Data excerpts ::

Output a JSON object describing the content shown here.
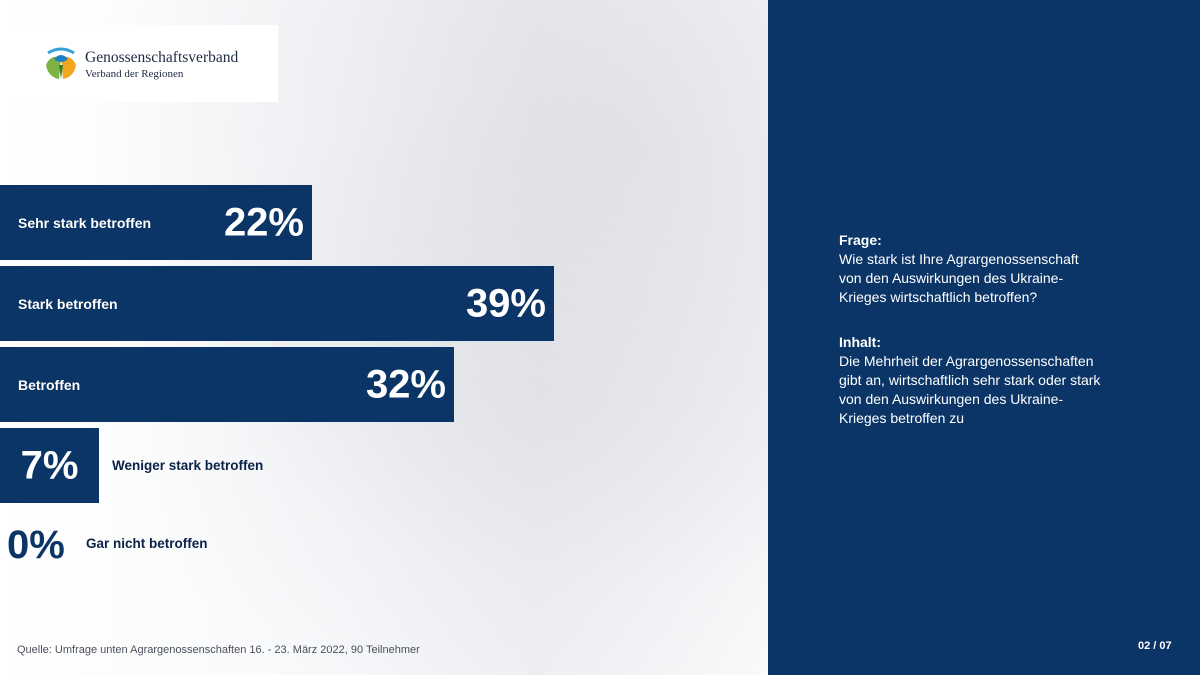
{
  "logo": {
    "name": "Genossenschaftsverband",
    "subtitle": "Verband der Regionen",
    "icon": "leaf-logo-icon"
  },
  "chart_data": {
    "type": "bar",
    "orientation": "horizontal",
    "categories": [
      "Sehr stark betroffen",
      "Stark betroffen",
      "Betroffen",
      "Weniger stark betroffen",
      "Gar nicht betroffen"
    ],
    "values": [
      22,
      39,
      32,
      7,
      0
    ],
    "value_labels": [
      "22%",
      "39%",
      "32%",
      "7%",
      "0%"
    ],
    "unit": "%",
    "bar_color": "#0b3566"
  },
  "source": "Quelle: Umfrage unten Agrargenossenschaften 16. - 23. März 2022, 90 Teilnehmer",
  "panel": {
    "question_heading": "Frage:",
    "question_lines": [
      "Wie stark ist Ihre Agrargenossenschaft",
      "von den Auswirkungen des Ukraine-",
      "Krieges wirtschaftlich betroffen?"
    ],
    "content_heading": "Inhalt:",
    "content_lines": [
      "Die Mehrheit der Agrargenossenschaften",
      "gibt an, wirtschaftlich sehr stark oder stark",
      "von den Auswirkungen des Ukraine-",
      "Krieges betroffen zu"
    ],
    "background": "#0b3566"
  },
  "page_number": "02 / 07"
}
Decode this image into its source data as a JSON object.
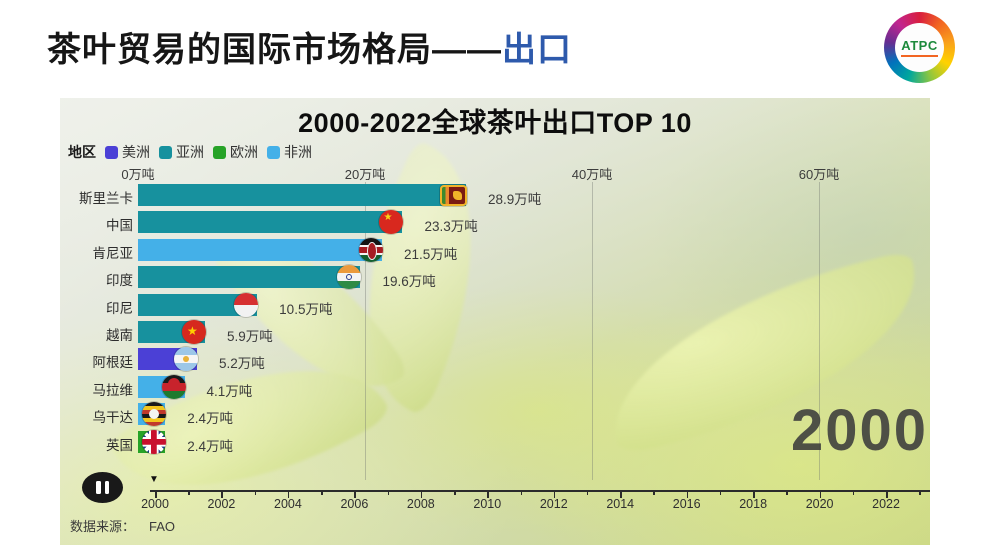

Exercise requirements ::
List every line in the records above that contains the word "source".

Reply to the task ::
  "source": "Quelle: Umfrage unten Agrargenossenschaften 16. - 23. März 2022, 90 Teilnehmer",
Decode this image into its source data as a JSON object.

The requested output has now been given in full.